→ Aim of the exercise
Using the records that follow, copy every line containing the word "image".

(Dataset items)
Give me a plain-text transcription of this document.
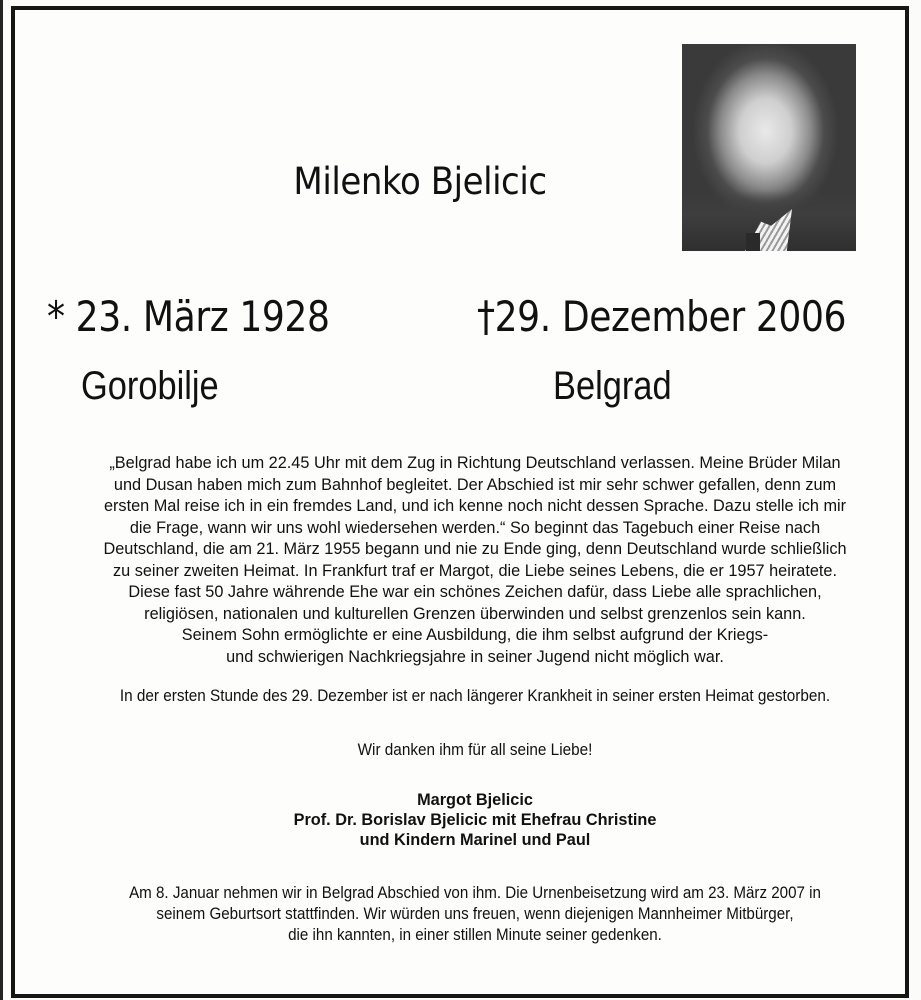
Milenko Bjelicic
* 23. März 1928	†29. Dezember 2006
Gorobilje	Belgrad
„Belgrad habe ich um 22.45 Uhr mit dem Zug in Richtung Deutschland verlassen. Meine Brüder Milan
und Dusan haben mich zum Bahnhof begleitet. Der Abschied ist mir sehr schwer gefallen, denn zum
ersten Mal reise ich in ein fremdes Land, und ich kenne noch nicht dessen Sprache. Dazu stelle ich mir
die Frage, wann wir uns wohl wiedersehen werden.“ So beginnt das Tagebuch einer Reise nach
Deutschland, die am 21. März 1955 begann und nie zu Ende ging, denn Deutschland wurde schließlich
zu seiner zweiten Heimat. In Frankfurt traf er Margot, die Liebe seines Lebens, die er 1957 heiratete.
Diese fast 50 Jahre währende Ehe war ein schönes Zeichen dafür, dass Liebe alle sprachlichen,
religiösen, nationalen und kulturellen Grenzen überwinden und selbst grenzenlos sein kann.
Seinem Sohn ermöglichte er eine Ausbildung, die ihm selbst aufgrund der Kriegs-
und schwierigen Nachkriegsjahre in seiner Jugend nicht möglich war.
In der ersten Stunde des 29. Dezember ist er nach längerer Krankheit in seiner ersten Heimat gestorben.
Wir danken ihm für all seine Liebe!
Margot Bjelicic
Prof. Dr. Borislav Bjelicic mit Ehefrau Christine
und Kindern Marinel und Paul
Am 8. Januar nehmen wir in Belgrad Abschied von ihm. Die Urnenbeisetzung wird am 23. März 2007 in
seinem Geburtsort stattfinden. Wir würden uns freuen, wenn diejenigen Mannheimer Mitbürger,
die ihn kannten, in einer stillen Minute seiner gedenken.
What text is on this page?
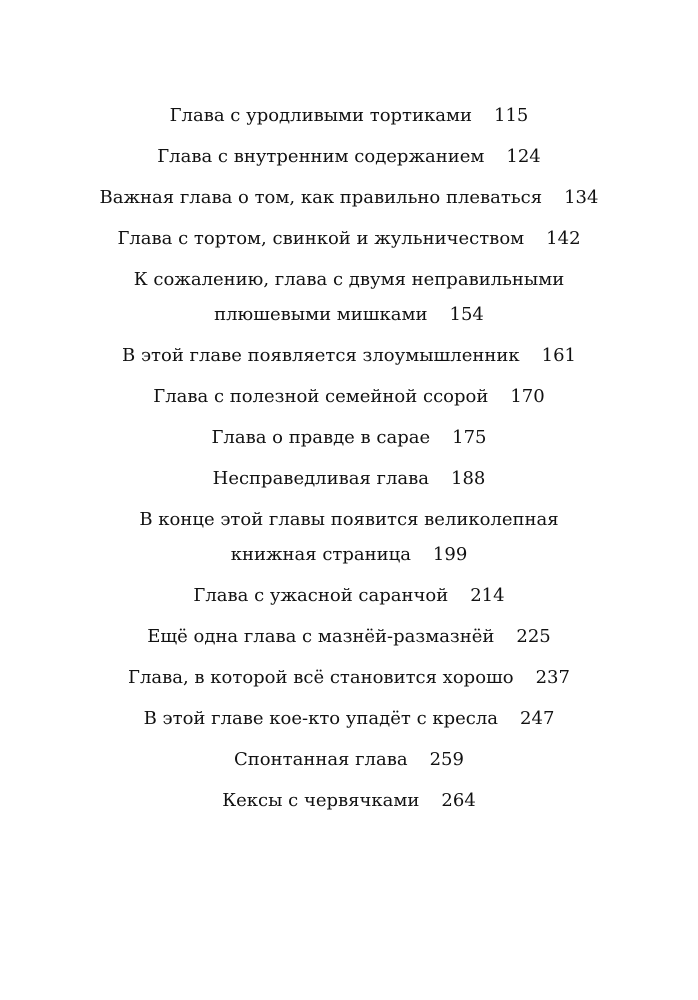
Глава с уродливыми тортиками 115
Глава с внутренним содержанием 124
Важная глава о том, как правильно плеваться 134
Глава с тортом, свинкой и жульничеством 142
К сожалению, глава с двумя неправильными
плюшевыми мишками 154
В этой главе появляется злоумышленник 161
Глава с полезной семейной ссорой 170
Глава о правде в сарае 175
Несправедливая глава 188
В конце этой главы появится великолепная
книжная страница 199
Глава с ужасной саранчой 214
Ещё одна глава с мазнёй-размазнёй 225
Глава, в которой всё становится хорошо 237
В этой главе кое-кто упадёт с кресла 247
Спонтанная глава 259
Кексы с червячками 264
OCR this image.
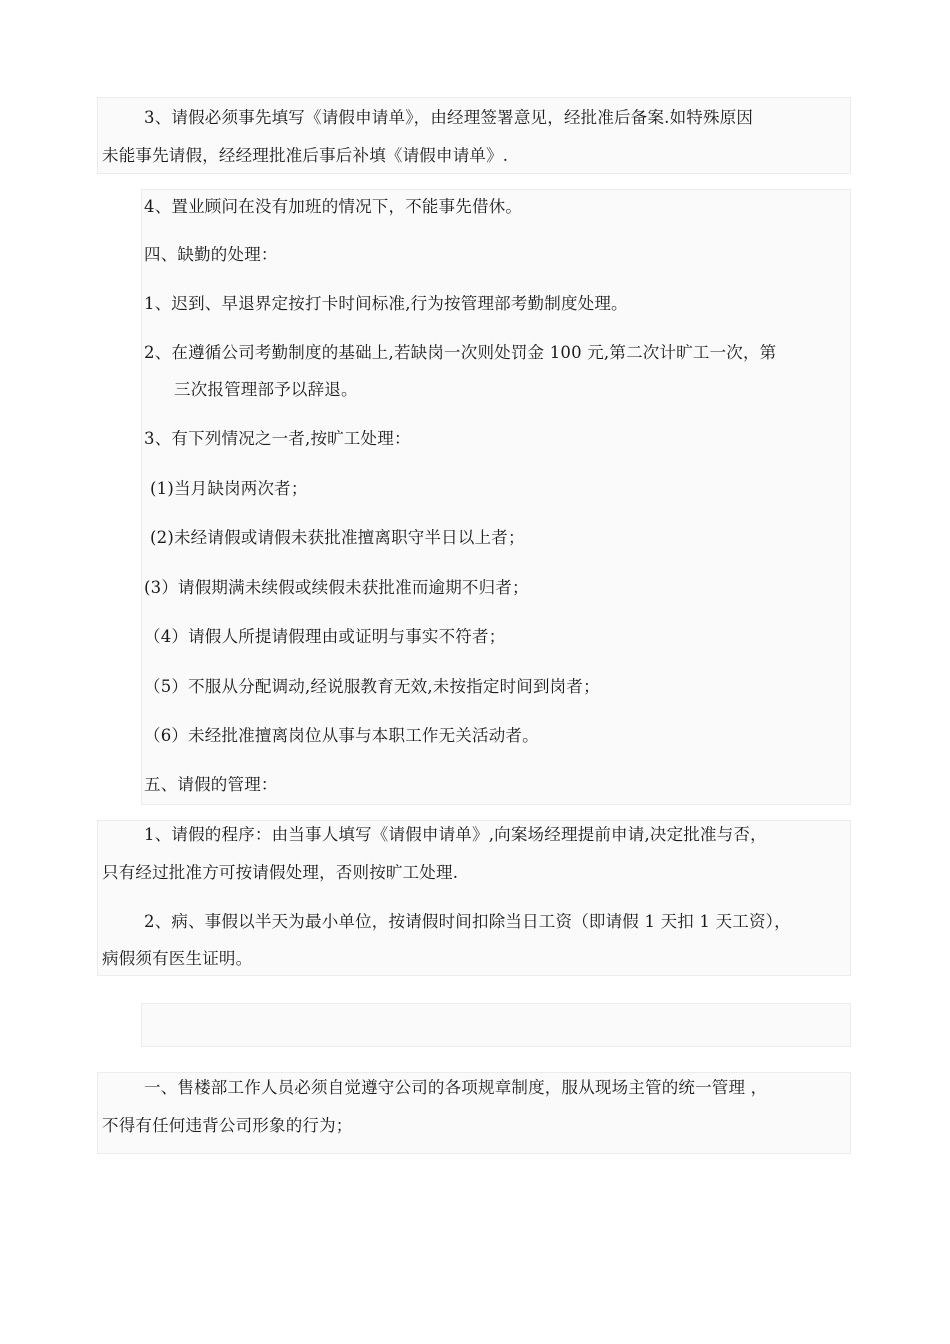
3、请假必须事先填写《请假申请单》，由经理签署意见，经批准后备案.如特殊原因
未能事先请假，经经理批准后事后补填《请假申请单》.
4、置业顾问在没有加班的情况下，不能事先借休。
四、缺勤的处理：
1、迟到、早退界定按打卡时间标准,行为按管理部考勤制度处理。
2、在遵循公司考勤制度的基础上,若缺岗一次则处罚金 100 元,第二次计旷工一次，第
三次报管理部予以辞退。
3、有下列情况之一者,按旷工处理：
(1)当月缺岗两次者；
(2)未经请假或请假未获批准擅离职守半日以上者；
(3）请假期满未续假或续假未获批准而逾期不归者；
（4）请假人所提请假理由或证明与事实不符者；
（5）不服从分配调动,经说服教育无效,未按指定时间到岗者；
（6）未经批准擅离岗位从事与本职工作无关活动者。
五、请假的管理：
1、请假的程序：由当事人填写《请假申请单》,向案场经理提前申请,决定批准与否，
只有经过批准方可按请假处理，否则按旷工处理.
2、病、事假以半天为最小单位，按请假时间扣除当日工资（即请假 1 天扣 1 天工资），
病假须有医生证明。
一、售楼部工作人员必须自觉遵守公司的各项规章制度，服从现场主管的统一管理 ，
不得有任何违背公司形象的行为；
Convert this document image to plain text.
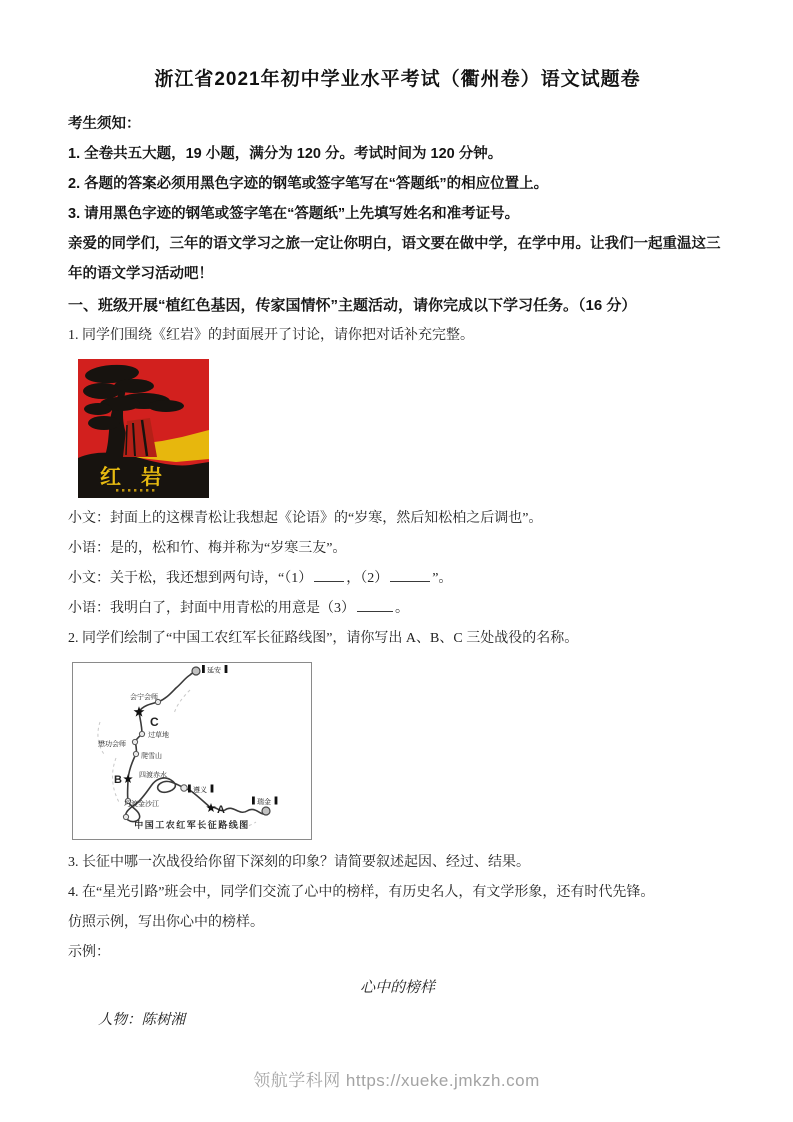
浙江省2021年初中学业水平考试（衢州卷）语文试题卷
考生须知：
1. 全卷共五大题，19 小题，满分为 120 分。考试时间为 120 分钟。
2. 各题的答案必须用黑色字迹的钢笔或签字笔写在“答题纸”的相应位置上。
3. 请用黑色字迹的钢笔或签字笔在“答题纸”上先填写姓名和准考证号。
亲爱的同学们，三年的语文学习之旅一定让你明白，语文要在做中学，在学中用。让我们一起重温这三年的语文学习活动吧！
一、班级开展“植红色基因，传家国情怀”主题活动，请你完成以下学习任务。（16 分）

1. 同学们围绕《红岩》的封面展开了讨论，请你把对话补充完整。

红 岩

小文：封面上的这棵青松让我想起《论语》的“岁寒，然后知松柏之后调也”。

小语：是的，松和竹、梅并称为“岁寒三友”。

小文：关于松，我还想到两句诗，“（1） ，（2）	”。

小语：我明白了，封面中用青松的用意是（3）	。

2. 同学们绘制了“中国工农红军长征路线图”，请你写出 A、B、C 三处战役的名称。

A
B
C
延安
遵义
瑞金
会宁会师
过草地
懋功会师
爬雪山
四渡赤水
巧渡金沙江
中国工农红军长征路线图

3. 长征中哪一次战役给你留下深刻的印象？请简要叙述起因、经过、结果。

4. 在“星光引路”班会中，同学们交流了心中的榜样，有历史名人，有文学形象，还有时代先锋。

仿照示例，写出你心中的榜样。

示例：

心中的榜样

人物：陈树湘

领航学科网 https://xueke.jmkzh.com
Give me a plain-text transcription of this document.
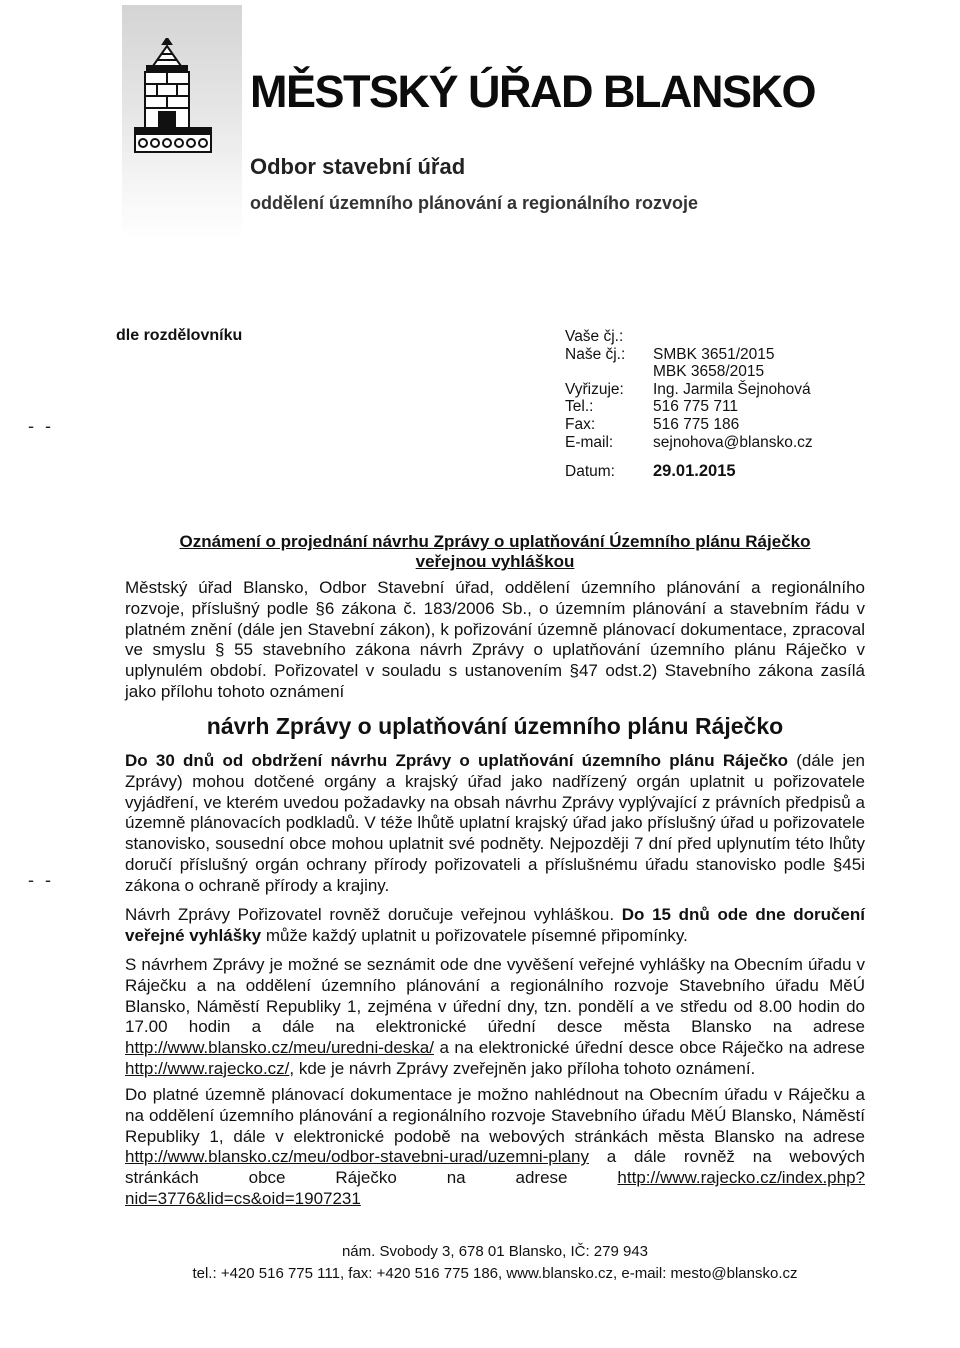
MĚSTSKÝ ÚŘAD BLANSKO
Odbor stavební úřad
oddělení územního plánování a regionálního rozvoje
dle rozdělovníku
- -
- -
Vaše čj.:
Naše čj.:	SMBK 3651/2015
MBK 3658/2015
Vyřizuje:	Ing. Jarmila Šejnohová
Tel.:	516 775 711
Fax:	516 775 186
E-mail:	sejnohova@blansko.cz
Datum:	29.01.2015
Oznámení o projednání návrhu Zprávy o uplatňování Územního plánu Ráječko
veřejnou vyhláškou
Městský úřad Blansko, Odbor Stavební úřad, oddělení územního plánování a regionálního rozvoje, příslušný podle §6 zákona č. 183/2006 Sb., o územním plánování a stavebním řádu v platném znění (dále jen Stavební zákon), k pořizování územně plánovací dokumentace, zpracoval ve smyslu § 55 stavebního zákona návrh Zprávy o uplatňování územního plánu Ráječko v uplynulém období. Pořizovatel v souladu s ustanovením §47 odst.2) Stavebního zákona zasílá jako přílohu tohoto oznámení
návrh Zprávy o uplatňování územního plánu Ráječko
Do 30 dnů od obdržení návrhu Zprávy o uplatňování územního plánu Ráječko (dále jen Zprávy) mohou dotčené orgány a krajský úřad jako nadřízený orgán uplatnit u pořizovatele vyjádření, ve kterém uvedou požadavky na obsah návrhu Zprávy vyplývající z právních předpisů a územně plánovacích podkladů. V téže lhůtě uplatní krajský úřad jako příslušný úřad u pořizovatele stanovisko, sousední obce mohou uplatnit své podněty. Nejpozději 7 dní před uplynutím této lhůty doručí příslušný orgán ochrany přírody pořizovateli a příslušnému úřadu stanovisko podle §45i zákona o ochraně přírody a krajiny.
Návrh Zprávy Pořizovatel rovněž doručuje veřejnou vyhláškou. Do 15 dnů ode dne doručení veřejné vyhlášky může každý uplatnit u pořizovatele písemné připomínky.
S návrhem Zprávy je možné se seznámit ode dne vyvěšení veřejné vyhlášky na Obecním úřadu v Ráječku a na oddělení územního plánování a regionálního rozvoje Stavebního úřadu MěÚ Blansko, Náměstí Republiky 1, zejména v úřední dny, tzn. pondělí a ve středu od 8.00 hodin do 17.00 hodin a dále na elektronické úřední desce města Blansko na adrese http://www.blansko.cz/meu/uredni-deska/ a na elektronické úřední desce obce Ráječko na adrese http://www.rajecko.cz/, kde je návrh Zprávy zveřejněn jako příloha tohoto oznámení.
Do platné územně plánovací dokumentace je možno nahlédnout na Obecním úřadu v Ráječku a na oddělení územního plánování a regionálního rozvoje Stavebního úřadu MěÚ Blansko, Náměstí Republiky 1, dále v elektronické podobě na webových stránkách města Blansko na adrese http://www.blansko.cz/meu/odbor-stavebni-urad/uzemni-plany a dále rovněž na webových stránkách obce Ráječko na adrese http://www.rajecko.cz/index.php?nid=3776&lid=cs&oid=1907231
nám. Svobody 3, 678 01 Blansko, IČ: 279 943
tel.: +420 516 775 111, fax: +420 516 775 186, www.blansko.cz, e-mail: mesto@blansko.cz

→ Exercise result
OCR this image.
Convert this document image to plain text.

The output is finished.